## What you are asked to do
Reproduce all of the items below with every instance of "LIBDEM" renamed to "LD", leaving everything else unchanged. Omit the pictures from your answer.
--
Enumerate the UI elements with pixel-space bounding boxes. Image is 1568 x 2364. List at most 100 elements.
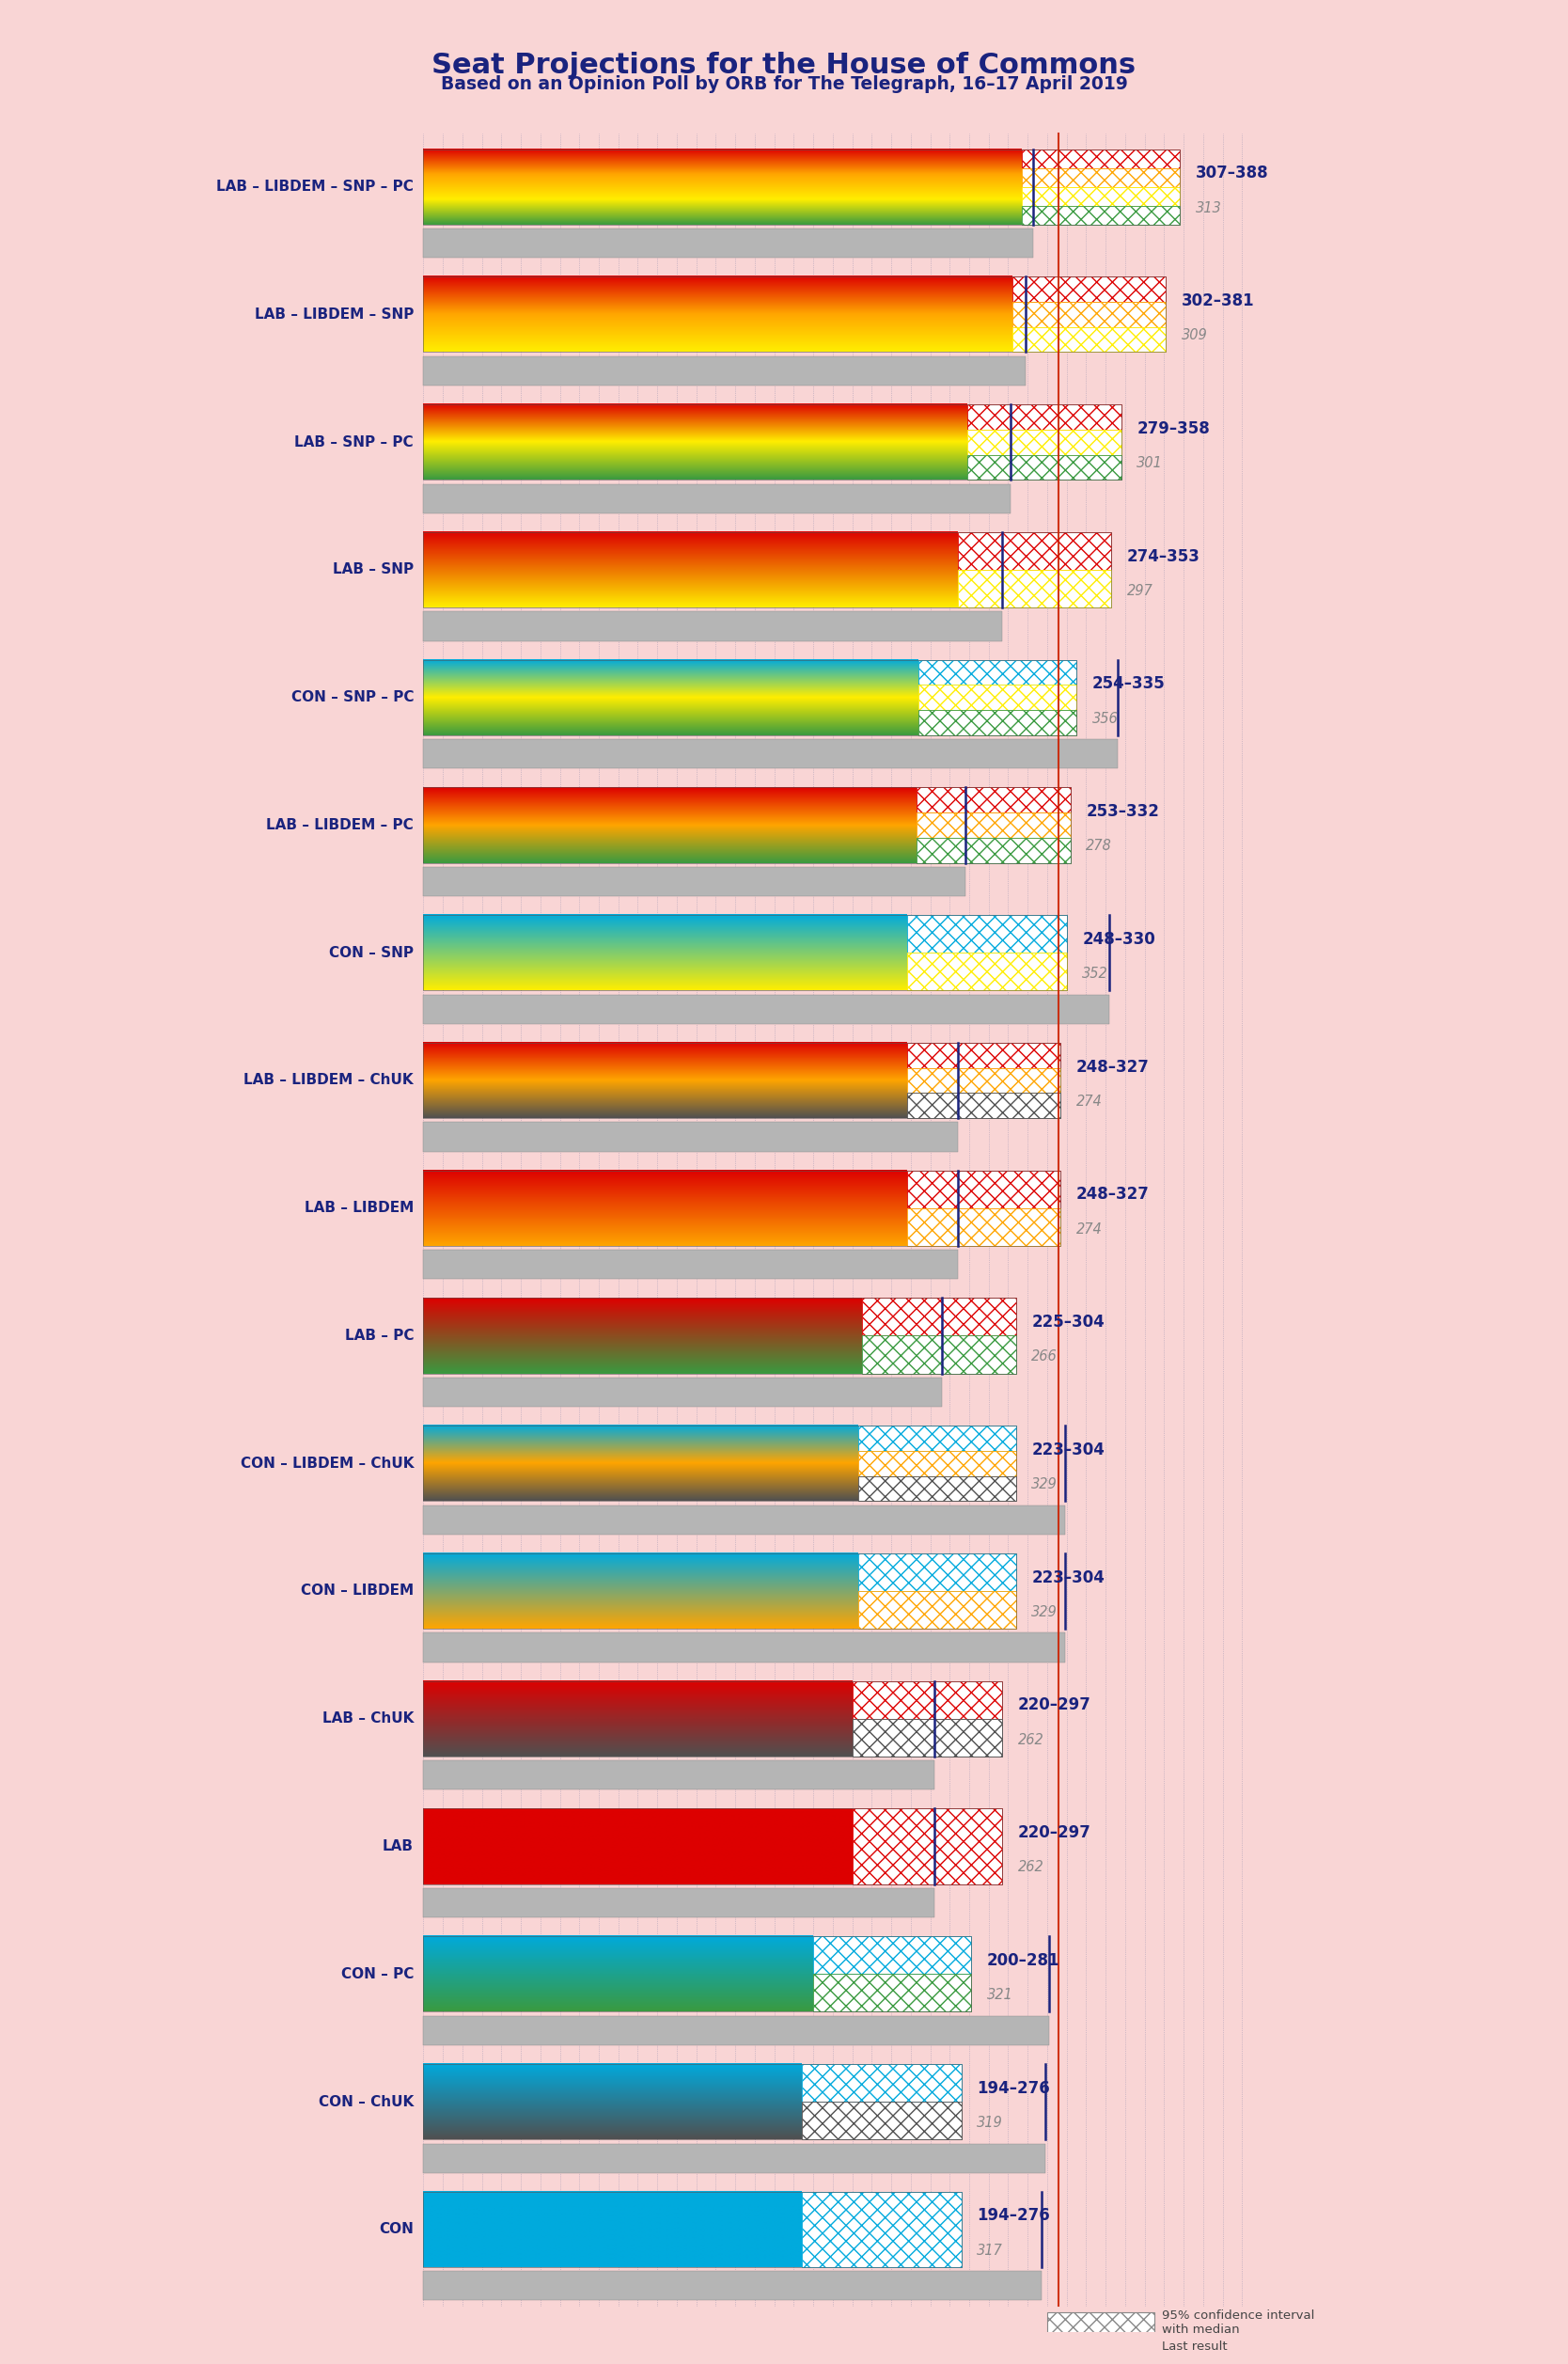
Text: CON – LIBDEM: CON – LIBDEM [301, 1584, 414, 1598]
Bar [423, 995, 1110, 1024]
Text: 329: 329 [1032, 1605, 1058, 1619]
Bar [423, 1634, 1065, 1662]
Bar [858, 1425, 1016, 1451]
Bar [958, 570, 1112, 608]
Text: CON: CON [379, 2222, 414, 2236]
Bar [906, 1069, 1062, 1092]
Bar [423, 1553, 1016, 1629]
Bar [423, 229, 1033, 258]
Bar [801, 2064, 961, 2102]
Bar [906, 1092, 1062, 1118]
Text: 274–353: 274–353 [1127, 548, 1200, 565]
Text: 301: 301 [1137, 456, 1163, 470]
Bar [423, 740, 1118, 768]
Text: LAB – PC: LAB – PC [345, 1329, 414, 1343]
Text: CON – SNP – PC: CON – SNP – PC [292, 690, 414, 704]
Bar [862, 1298, 1016, 1336]
Text: 225–304: 225–304 [1032, 1314, 1104, 1331]
Text: 317: 317 [977, 2243, 1004, 2258]
Bar [423, 2272, 1041, 2300]
Text: 248–330: 248–330 [1082, 931, 1156, 948]
Bar [423, 1761, 935, 1790]
Bar [1011, 277, 1167, 303]
Bar [423, 532, 1112, 608]
Text: 313: 313 [1195, 201, 1221, 215]
Text: 223–304: 223–304 [1032, 1442, 1105, 1459]
Bar [423, 1761, 935, 1790]
Bar [423, 1378, 942, 1407]
Bar [423, 1378, 942, 1407]
Bar [423, 1425, 1016, 1501]
Bar [423, 1634, 1065, 1662]
Bar [423, 2064, 961, 2139]
Bar [906, 953, 1066, 991]
Bar [423, 612, 1002, 641]
Bar [801, 2102, 961, 2139]
Text: 274: 274 [1076, 1095, 1102, 1109]
Bar [423, 357, 1025, 385]
Text: 200–281: 200–281 [986, 1953, 1060, 1969]
Text: 352: 352 [1082, 967, 1109, 981]
Bar [906, 915, 1066, 953]
Text: 319: 319 [977, 2116, 1004, 2130]
Bar [967, 404, 1121, 430]
Bar [423, 1936, 971, 2012]
Text: 194–276: 194–276 [977, 2208, 1051, 2225]
Text: LAB – ChUK: LAB – ChUK [321, 1712, 414, 1726]
Bar [906, 1208, 1062, 1246]
Bar [853, 1719, 1002, 1756]
Text: 274: 274 [1076, 1222, 1102, 1236]
Bar [1047, 2338, 1154, 2355]
Text: LAB – LIBDEM – PC: LAB – LIBDEM – PC [267, 818, 414, 832]
Text: 307–388: 307–388 [1195, 165, 1269, 182]
Bar [919, 709, 1076, 735]
Bar [423, 149, 1179, 225]
Bar [423, 1170, 1062, 1246]
Bar [423, 915, 1066, 991]
Text: LAB – LIBDEM – ChUK: LAB – LIBDEM – ChUK [245, 1073, 414, 1087]
Bar [423, 2016, 1049, 2045]
Bar [423, 1506, 1065, 1534]
Text: 95% confidence interval
with median: 95% confidence interval with median [1162, 2310, 1316, 2336]
Bar [919, 660, 1076, 686]
Bar [423, 485, 1010, 513]
Text: 356: 356 [1091, 712, 1118, 726]
Text: 278: 278 [1087, 839, 1112, 853]
Text: CON – ChUK: CON – ChUK [318, 2095, 414, 2109]
Bar [423, 1251, 958, 1279]
Text: 279–358: 279–358 [1137, 421, 1210, 437]
Bar [423, 868, 966, 896]
Text: LAB – LIBDEM – SNP: LAB – LIBDEM – SNP [254, 307, 414, 322]
Text: LAB – SNP – PC: LAB – SNP – PC [295, 435, 414, 449]
Text: LAB – SNP: LAB – SNP [332, 563, 414, 577]
Bar [862, 1336, 1016, 1373]
Bar [1022, 149, 1179, 168]
Bar [423, 2016, 1049, 2045]
Bar [1022, 187, 1179, 206]
Bar [423, 1889, 935, 1917]
Bar [858, 1553, 1016, 1591]
Text: Last result: Last result [1162, 2340, 1228, 2352]
Bar [423, 2191, 961, 2267]
Bar [917, 813, 1071, 837]
Bar [423, 660, 1076, 735]
Text: 220–297: 220–297 [1018, 1697, 1091, 1714]
Text: Seat Projections for the House of Commons: Seat Projections for the House of Common… [431, 52, 1137, 80]
Bar [853, 1808, 1002, 1884]
Bar [423, 740, 1118, 768]
Text: LAB – LIBDEM – SNP – PC: LAB – LIBDEM – SNP – PC [216, 180, 414, 194]
Text: 220–297: 220–297 [1018, 1825, 1091, 1842]
Text: CON – SNP: CON – SNP [329, 946, 414, 960]
Bar [423, 1123, 958, 1151]
Text: 309: 309 [1182, 329, 1207, 343]
Bar [967, 430, 1121, 454]
Text: 297: 297 [1127, 584, 1152, 598]
Bar [1011, 303, 1167, 326]
Bar [1011, 326, 1167, 352]
Bar [858, 1451, 1016, 1475]
Bar [423, 404, 1121, 480]
Bar [423, 1298, 1016, 1373]
Bar [423, 277, 1167, 352]
Bar [1022, 206, 1179, 225]
Bar [423, 787, 1071, 863]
--
## Output for this exercise
Enumerate the UI elements with pixel-space bounding boxes. Image is 1568 x 2364. List at most 100 elements.
Text: CON – LD: CON – LD [301, 1584, 414, 1598]
Bar [423, 995, 1110, 1024]
Text: 329: 329 [1032, 1605, 1058, 1619]
Bar [423, 1634, 1065, 1662]
Bar [858, 1425, 1016, 1451]
Bar [958, 570, 1112, 608]
Text: CON: CON [379, 2222, 414, 2236]
Bar [906, 1069, 1062, 1092]
Bar [423, 1553, 1016, 1629]
Bar [423, 229, 1033, 258]
Bar [801, 2064, 961, 2102]
Bar [906, 1092, 1062, 1118]
Text: 274–353: 274–353 [1127, 548, 1200, 565]
Text: 301: 301 [1137, 456, 1163, 470]
Bar [423, 740, 1118, 768]
Text: LAB – PC: LAB – PC [345, 1329, 414, 1343]
Text: CON – SNP – PC: CON – SNP – PC [292, 690, 414, 704]
Bar [862, 1298, 1016, 1336]
Text: 225–304: 225–304 [1032, 1314, 1104, 1331]
Text: 317: 317 [977, 2243, 1004, 2258]
Bar [423, 2272, 1041, 2300]
Text: 248–330: 248–330 [1082, 931, 1156, 948]
Bar [423, 1761, 935, 1790]
Bar [1011, 277, 1167, 303]
Bar [423, 532, 1112, 608]
Text: 313: 313 [1195, 201, 1221, 215]
Text: 223–304: 223–304 [1032, 1442, 1105, 1459]
Bar [423, 1761, 935, 1790]
Bar [423, 1378, 942, 1407]
Bar [423, 1378, 942, 1407]
Bar [423, 1425, 1016, 1501]
Bar [423, 1634, 1065, 1662]
Bar [423, 2064, 961, 2139]
Bar [906, 953, 1066, 991]
Bar [423, 612, 1002, 641]
Bar [801, 2102, 961, 2139]
Text: 274: 274 [1076, 1095, 1102, 1109]
Bar [423, 357, 1025, 385]
Text: 200–281: 200–281 [986, 1953, 1060, 1969]
Text: 352: 352 [1082, 967, 1109, 981]
Bar [906, 915, 1066, 953]
Text: 319: 319 [977, 2116, 1004, 2130]
Bar [967, 404, 1121, 430]
Bar [423, 1936, 971, 2012]
Text: 194–276: 194–276 [977, 2208, 1051, 2225]
Text: LAB – ChUK: LAB – ChUK [321, 1712, 414, 1726]
Bar [906, 1208, 1062, 1246]
Bar [853, 1719, 1002, 1756]
Text: 274: 274 [1076, 1222, 1102, 1236]
Bar [1047, 2338, 1154, 2355]
Text: LAB – LD – PC: LAB – LD – PC [267, 818, 414, 832]
Text: 307–388: 307–388 [1195, 165, 1269, 182]
Bar [919, 709, 1076, 735]
Bar [423, 149, 1179, 225]
Bar [423, 1170, 1062, 1246]
Bar [423, 915, 1066, 991]
Text: LAB – LD – ChUK: LAB – LD – ChUK [245, 1073, 414, 1087]
Bar [423, 2016, 1049, 2045]
Bar [423, 1506, 1065, 1534]
Text: 95% confidence interval
with median: 95% confidence interval with median [1162, 2310, 1316, 2336]
Bar [919, 660, 1076, 686]
Bar [423, 485, 1010, 513]
Text: 356: 356 [1091, 712, 1118, 726]
Text: 278: 278 [1087, 839, 1112, 853]
Text: CON – ChUK: CON – ChUK [318, 2095, 414, 2109]
Bar [423, 1251, 958, 1279]
Text: 279–358: 279–358 [1137, 421, 1210, 437]
Bar [423, 868, 966, 896]
Text: LAB – LD – SNP: LAB – LD – SNP [254, 307, 414, 322]
Text: LAB – SNP – PC: LAB – SNP – PC [295, 435, 414, 449]
Text: LAB – SNP: LAB – SNP [332, 563, 414, 577]
Bar [862, 1336, 1016, 1373]
Bar [1022, 149, 1179, 168]
Bar [423, 2016, 1049, 2045]
Bar [1022, 187, 1179, 206]
Bar [423, 1889, 935, 1917]
Bar [858, 1553, 1016, 1591]
Text: Last result: Last result [1162, 2340, 1228, 2352]
Bar [423, 2191, 961, 2267]
Bar [917, 813, 1071, 837]
Bar [423, 660, 1076, 735]
Text: 220–297: 220–297 [1018, 1697, 1091, 1714]
Text: Seat Projections for the House of Commons: Seat Projections for the House of Common… [431, 52, 1137, 80]
Bar [853, 1808, 1002, 1884]
Bar [423, 740, 1118, 768]
Text: LAB – LD – SNP – PC: LAB – LD – SNP – PC [216, 180, 414, 194]
Text: 220–297: 220–297 [1018, 1825, 1091, 1842]
Text: CON – SNP: CON – SNP [329, 946, 414, 960]
Bar [423, 1123, 958, 1151]
Text: 309: 309 [1182, 329, 1207, 343]
Bar [967, 430, 1121, 454]
Text: 297: 297 [1127, 584, 1152, 598]
Bar [1011, 303, 1167, 326]
Bar [1011, 326, 1167, 352]
Bar [858, 1451, 1016, 1475]
Bar [423, 404, 1121, 480]
Bar [423, 1298, 1016, 1373]
Bar [423, 277, 1167, 352]
Bar [1022, 206, 1179, 225]
Bar [423, 787, 1071, 863]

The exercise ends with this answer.